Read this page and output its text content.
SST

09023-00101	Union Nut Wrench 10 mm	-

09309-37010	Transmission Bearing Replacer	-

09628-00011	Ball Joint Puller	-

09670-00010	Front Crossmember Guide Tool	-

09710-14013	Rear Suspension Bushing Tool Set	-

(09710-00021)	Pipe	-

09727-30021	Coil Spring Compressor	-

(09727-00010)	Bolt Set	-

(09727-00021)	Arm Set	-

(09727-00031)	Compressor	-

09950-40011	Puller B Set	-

==

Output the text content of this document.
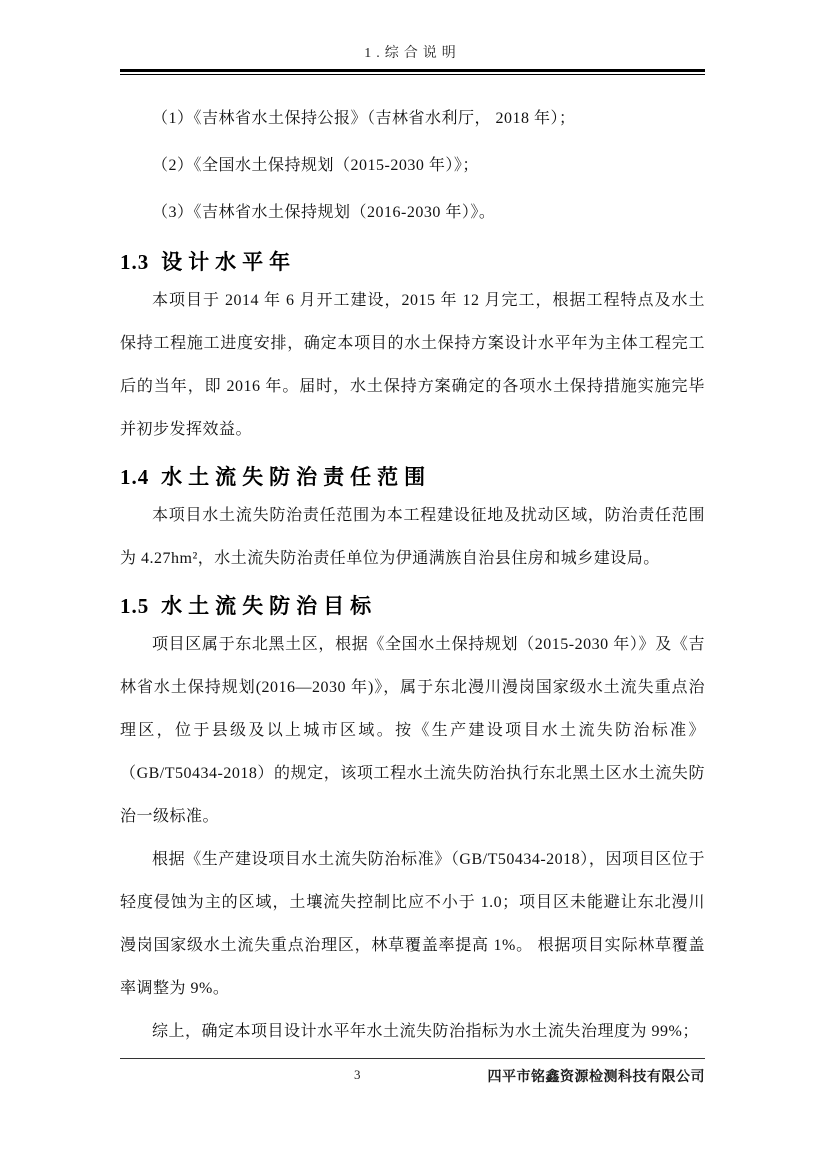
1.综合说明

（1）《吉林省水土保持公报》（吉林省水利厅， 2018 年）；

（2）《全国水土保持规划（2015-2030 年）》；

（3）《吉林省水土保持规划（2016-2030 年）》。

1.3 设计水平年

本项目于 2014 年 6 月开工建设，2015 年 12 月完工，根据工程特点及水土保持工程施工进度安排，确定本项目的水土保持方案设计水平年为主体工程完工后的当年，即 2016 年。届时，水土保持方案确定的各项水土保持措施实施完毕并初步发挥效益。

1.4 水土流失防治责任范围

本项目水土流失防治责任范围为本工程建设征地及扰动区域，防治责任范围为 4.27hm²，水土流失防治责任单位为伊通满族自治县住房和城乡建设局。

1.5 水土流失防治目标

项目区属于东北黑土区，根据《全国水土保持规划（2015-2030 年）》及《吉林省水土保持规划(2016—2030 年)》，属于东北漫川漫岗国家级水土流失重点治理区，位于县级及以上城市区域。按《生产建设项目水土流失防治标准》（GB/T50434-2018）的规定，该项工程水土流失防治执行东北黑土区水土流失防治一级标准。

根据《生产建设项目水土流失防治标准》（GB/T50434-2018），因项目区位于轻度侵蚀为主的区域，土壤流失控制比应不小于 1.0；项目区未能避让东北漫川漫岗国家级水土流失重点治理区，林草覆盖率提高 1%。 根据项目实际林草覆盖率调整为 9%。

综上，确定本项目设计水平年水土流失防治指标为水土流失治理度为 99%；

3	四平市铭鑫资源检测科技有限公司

...

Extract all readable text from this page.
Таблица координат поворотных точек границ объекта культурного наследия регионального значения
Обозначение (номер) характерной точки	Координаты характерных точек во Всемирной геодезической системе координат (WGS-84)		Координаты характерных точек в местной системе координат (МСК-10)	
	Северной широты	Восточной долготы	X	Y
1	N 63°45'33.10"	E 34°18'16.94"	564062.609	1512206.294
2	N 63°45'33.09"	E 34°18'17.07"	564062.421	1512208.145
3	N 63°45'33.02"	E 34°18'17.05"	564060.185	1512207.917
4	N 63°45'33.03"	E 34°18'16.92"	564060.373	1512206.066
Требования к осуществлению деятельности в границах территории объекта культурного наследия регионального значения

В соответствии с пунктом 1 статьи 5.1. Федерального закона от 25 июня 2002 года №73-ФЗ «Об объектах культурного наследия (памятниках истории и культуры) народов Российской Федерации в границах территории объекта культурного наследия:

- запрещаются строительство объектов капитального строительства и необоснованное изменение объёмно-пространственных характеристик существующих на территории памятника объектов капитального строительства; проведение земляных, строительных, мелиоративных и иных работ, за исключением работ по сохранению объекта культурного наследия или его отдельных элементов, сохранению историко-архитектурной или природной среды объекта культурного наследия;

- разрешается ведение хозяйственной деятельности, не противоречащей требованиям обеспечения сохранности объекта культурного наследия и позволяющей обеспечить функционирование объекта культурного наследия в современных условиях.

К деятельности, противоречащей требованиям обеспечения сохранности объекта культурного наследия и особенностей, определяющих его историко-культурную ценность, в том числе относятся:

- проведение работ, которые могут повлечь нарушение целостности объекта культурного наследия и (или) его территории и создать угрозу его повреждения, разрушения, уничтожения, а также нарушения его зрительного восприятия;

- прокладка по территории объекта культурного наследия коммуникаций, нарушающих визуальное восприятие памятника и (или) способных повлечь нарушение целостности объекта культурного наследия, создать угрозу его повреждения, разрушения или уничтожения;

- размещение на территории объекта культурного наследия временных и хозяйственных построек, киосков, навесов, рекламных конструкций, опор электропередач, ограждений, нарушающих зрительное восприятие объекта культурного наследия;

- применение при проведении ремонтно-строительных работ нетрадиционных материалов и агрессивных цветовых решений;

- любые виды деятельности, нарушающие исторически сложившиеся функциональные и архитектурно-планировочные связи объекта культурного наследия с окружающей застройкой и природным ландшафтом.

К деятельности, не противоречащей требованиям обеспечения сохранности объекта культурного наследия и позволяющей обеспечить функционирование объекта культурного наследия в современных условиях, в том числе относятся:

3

• What needs to be done:
Look above for lines with the word "работ" and copy them all.

• Right answer:
- запрещаются строительство объектов капитального строительства и необоснованное изменение объёмно-пространственных характеристик существующих на территории памятника объектов капитального строительства; проведение земляных, строительных, мелиоративных и иных работ, за исключением работ по сохранению объекта культурного наследия или его отдельных элементов, сохранению историко-архитектурной или природной среды объекта культурного наследия;
- проведение работ, которые могут повлечь нарушение целостности объекта культурного наследия и (или) его территории и создать угрозу его повреждения, разрушения, уничтожения, а также нарушения его зрительного восприятия;
- применение при проведении ремонтно-строительных работ нетрадиционных материалов и агрессивных цветовых решений;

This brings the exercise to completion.